Input records
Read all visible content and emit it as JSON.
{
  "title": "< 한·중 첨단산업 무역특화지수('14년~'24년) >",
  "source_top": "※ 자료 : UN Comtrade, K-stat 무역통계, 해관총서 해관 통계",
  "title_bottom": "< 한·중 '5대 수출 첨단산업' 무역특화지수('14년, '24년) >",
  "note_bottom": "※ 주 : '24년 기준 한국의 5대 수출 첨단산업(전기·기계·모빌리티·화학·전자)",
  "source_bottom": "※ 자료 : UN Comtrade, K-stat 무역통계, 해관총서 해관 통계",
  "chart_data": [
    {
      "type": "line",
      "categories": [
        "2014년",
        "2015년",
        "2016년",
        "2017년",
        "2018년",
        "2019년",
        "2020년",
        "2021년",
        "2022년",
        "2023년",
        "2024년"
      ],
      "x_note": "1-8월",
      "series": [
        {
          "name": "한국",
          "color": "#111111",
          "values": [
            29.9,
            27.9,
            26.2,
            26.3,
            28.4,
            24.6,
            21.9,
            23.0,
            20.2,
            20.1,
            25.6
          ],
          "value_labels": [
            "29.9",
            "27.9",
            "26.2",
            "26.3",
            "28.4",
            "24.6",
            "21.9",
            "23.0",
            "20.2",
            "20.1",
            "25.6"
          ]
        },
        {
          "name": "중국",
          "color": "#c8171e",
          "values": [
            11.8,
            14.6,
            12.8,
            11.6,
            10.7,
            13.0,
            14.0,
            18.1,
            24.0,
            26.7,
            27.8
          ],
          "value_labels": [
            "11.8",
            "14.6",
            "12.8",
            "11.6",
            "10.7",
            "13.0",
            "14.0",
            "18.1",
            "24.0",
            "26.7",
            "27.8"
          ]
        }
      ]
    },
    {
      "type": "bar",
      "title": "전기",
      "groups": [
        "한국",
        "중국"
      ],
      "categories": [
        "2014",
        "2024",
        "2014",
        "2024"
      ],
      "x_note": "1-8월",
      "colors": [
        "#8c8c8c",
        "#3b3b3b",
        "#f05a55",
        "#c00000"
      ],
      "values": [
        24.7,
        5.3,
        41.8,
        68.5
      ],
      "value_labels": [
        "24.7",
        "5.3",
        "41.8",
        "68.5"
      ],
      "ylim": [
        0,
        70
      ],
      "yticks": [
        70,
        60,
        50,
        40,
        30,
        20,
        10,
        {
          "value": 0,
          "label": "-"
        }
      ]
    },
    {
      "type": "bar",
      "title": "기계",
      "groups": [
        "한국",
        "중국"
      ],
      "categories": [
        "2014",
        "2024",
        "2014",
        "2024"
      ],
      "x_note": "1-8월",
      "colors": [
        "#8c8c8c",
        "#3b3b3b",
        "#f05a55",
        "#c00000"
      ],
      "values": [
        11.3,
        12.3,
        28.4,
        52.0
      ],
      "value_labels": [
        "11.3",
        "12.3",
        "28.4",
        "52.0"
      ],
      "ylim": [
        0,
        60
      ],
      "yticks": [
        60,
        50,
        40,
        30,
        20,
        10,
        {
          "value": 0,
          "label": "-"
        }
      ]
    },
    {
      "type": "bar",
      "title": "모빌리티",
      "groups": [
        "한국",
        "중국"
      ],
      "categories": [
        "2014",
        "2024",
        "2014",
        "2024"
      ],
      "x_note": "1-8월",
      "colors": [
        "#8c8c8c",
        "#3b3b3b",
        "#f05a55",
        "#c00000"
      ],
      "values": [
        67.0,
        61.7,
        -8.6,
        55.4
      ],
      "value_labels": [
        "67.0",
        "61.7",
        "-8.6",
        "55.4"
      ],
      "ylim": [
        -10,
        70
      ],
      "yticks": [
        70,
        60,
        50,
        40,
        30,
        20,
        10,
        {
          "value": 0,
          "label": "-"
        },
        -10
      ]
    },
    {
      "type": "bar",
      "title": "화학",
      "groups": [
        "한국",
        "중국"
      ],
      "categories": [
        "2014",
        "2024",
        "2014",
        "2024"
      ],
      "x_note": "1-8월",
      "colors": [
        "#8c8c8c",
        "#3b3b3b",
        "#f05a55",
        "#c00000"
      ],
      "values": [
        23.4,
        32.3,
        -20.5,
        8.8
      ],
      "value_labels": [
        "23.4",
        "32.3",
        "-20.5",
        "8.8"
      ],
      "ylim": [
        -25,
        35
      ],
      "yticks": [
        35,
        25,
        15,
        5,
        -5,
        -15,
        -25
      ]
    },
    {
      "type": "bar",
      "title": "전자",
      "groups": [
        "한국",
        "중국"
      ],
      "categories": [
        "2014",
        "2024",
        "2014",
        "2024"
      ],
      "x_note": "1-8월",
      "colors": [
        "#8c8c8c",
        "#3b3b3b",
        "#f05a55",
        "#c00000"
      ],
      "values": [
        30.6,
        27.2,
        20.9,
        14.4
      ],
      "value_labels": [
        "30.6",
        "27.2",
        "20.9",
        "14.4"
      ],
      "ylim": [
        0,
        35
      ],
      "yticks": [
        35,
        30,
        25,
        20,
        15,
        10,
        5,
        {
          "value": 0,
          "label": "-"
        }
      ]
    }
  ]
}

The exercise
Each line of the material above needs to be quoted exactly, please.

Solved problem
Read all visible content and emit it as JSON.
{
  "title": "< 한·중 첨단산업 무역특화지수('14년~'24년) >",
  "source_top": "※ 자료 : UN Comtrade, K-stat 무역통계, 해관총서 해관 통계",
  "title_bottom": "< 한·중 '5대 수출 첨단산업' 무역특화지수('14년, '24년) >",
  "note_bottom": "※ 주 : '24년 기준 한국의 5대 수출 첨단산업(전기·기계·모빌리티·화학·전자)",
  "source_bottom": "※ 자료 : UN Comtrade, K-stat 무역통계, 해관총서 해관 통계",
  "chart_data": [
    {
      "type": "line",
      "categories": [
        "2014년",
        "2015년",
        "2016년",
        "2017년",
        "2018년",
        "2019년",
        "2020년",
        "2021년",
        "2022년",
        "2023년",
        "2024년"
      ],
      "x_note": "1-8월",
      "series": [
        {
          "name": "한국",
          "color": "#111111",
          "values": [
            29.9,
            27.9,
            26.2,
            26.3,
            28.4,
            24.6,
            21.9,
            23.0,
            20.2,
            20.1,
            25.6
          ],
          "value_labels": [
            "29.9",
            "27.9",
            "26.2",
            "26.3",
            "28.4",
            "24.6",
            "21.9",
            "23.0",
            "20.2",
            "20.1",
            "25.6"
          ]
        },
        {
          "name": "중국",
          "color": "#c8171e",
          "values": [
            11.8,
            14.6,
            12.8,
            11.6,
            10.7,
            13.0,
            14.0,
            18.1,
            24.0,
            26.7,
            27.8
          ],
          "value_labels": [
            "11.8",
            "14.6",
            "12.8",
            "11.6",
            "10.7",
            "13.0",
            "14.0",
            "18.1",
            "24.0",
            "26.7",
            "27.8"
          ]
        }
      ]
    },
    {
      "type": "bar",
      "title": "전기",
      "groups": [
        "한국",
        "중국"
      ],
      "categories": [
        "2014",
        "2024",
        "2014",
        "2024"
      ],
      "x_note": "1-8월",
      "colors": [
        "#8c8c8c",
        "#3b3b3b",
        "#f05a55",
        "#c00000"
      ],
      "values": [
        24.7,
        5.3,
        41.8,
        68.5
      ],
      "value_labels": [
        "24.7",
        "5.3",
        "41.8",
        "68.5"
      ],
      "ylim": [
        0,
        70
      ],
      "yticks": [
        70,
        60,
        50,
        40,
        30,
        20,
        10,
        {
          "value": 0,
          "label": "-"
        }
      ]
    },
    {
      "type": "bar",
      "title": "기계",
      "groups": [
        "한국",
        "중국"
      ],
      "categories": [
        "2014",
        "2024",
        "2014",
        "2024"
      ],
      "x_note": "1-8월",
      "colors": [
        "#8c8c8c",
        "#3b3b3b",
        "#f05a55",
        "#c00000"
      ],
      "values": [
        11.3,
        12.3,
        28.4,
        52.0
      ],
      "value_labels": [
        "11.3",
        "12.3",
        "28.4",
        "52.0"
      ],
      "ylim": [
        0,
        60
      ],
      "yticks": [
        60,
        50,
        40,
        30,
        20,
        10,
        {
          "value": 0,
          "label": "-"
        }
      ]
    },
    {
      "type": "bar",
      "title": "모빌리티",
      "groups": [
        "한국",
        "중국"
      ],
      "categories": [
        "2014",
        "2024",
        "2014",
        "2024"
      ],
      "x_note": "1-8월",
      "colors": [
        "#8c8c8c",
        "#3b3b3b",
        "#f05a55",
        "#c00000"
      ],
      "values": [
        67.0,
        61.7,
        -8.6,
        55.4
      ],
      "value_labels": [
        "67.0",
        "61.7",
        "-8.6",
        "55.4"
      ],
      "ylim": [
        -10,
        70
      ],
      "yticks": [
        70,
        60,
        50,
        40,
        30,
        20,
        10,
        {
          "value": 0,
          "label": "-"
        },
        -10
      ]
    },
    {
      "type": "bar",
      "title": "화학",
      "groups": [
        "한국",
        "중국"
      ],
      "categories": [
        "2014",
        "2024",
        "2014",
        "2024"
      ],
      "x_note": "1-8월",
      "colors": [
        "#8c8c8c",
        "#3b3b3b",
        "#f05a55",
        "#c00000"
      ],
      "values": [
        23.4,
        32.3,
        -20.5,
        8.8
      ],
      "value_labels": [
        "23.4",
        "32.3",
        "-20.5",
        "8.8"
      ],
      "ylim": [
        -25,
        35
      ],
      "yticks": [
        35,
        25,
        15,
        5,
        -5,
        -15,
        -25
      ]
    },
    {
      "type": "bar",
      "title": "전자",
      "groups": [
        "한국",
        "중국"
      ],
      "categories": [
        "2014",
        "2024",
        "2014",
        "2024"
      ],
      "x_note": "1-8월",
      "colors": [
        "#8c8c8c",
        "#3b3b3b",
        "#f05a55",
        "#c00000"
      ],
      "values": [
        30.6,
        27.2,
        20.9,
        14.4
      ],
      "value_labels": [
        "30.6",
        "27.2",
        "20.9",
        "14.4"
      ],
      "ylim": [
        0,
        35
      ],
      "yticks": [
        35,
        30,
        25,
        20,
        15,
        10,
        5,
        {
          "value": 0,
          "label": "-"
        }
      ]
    }
  ]
}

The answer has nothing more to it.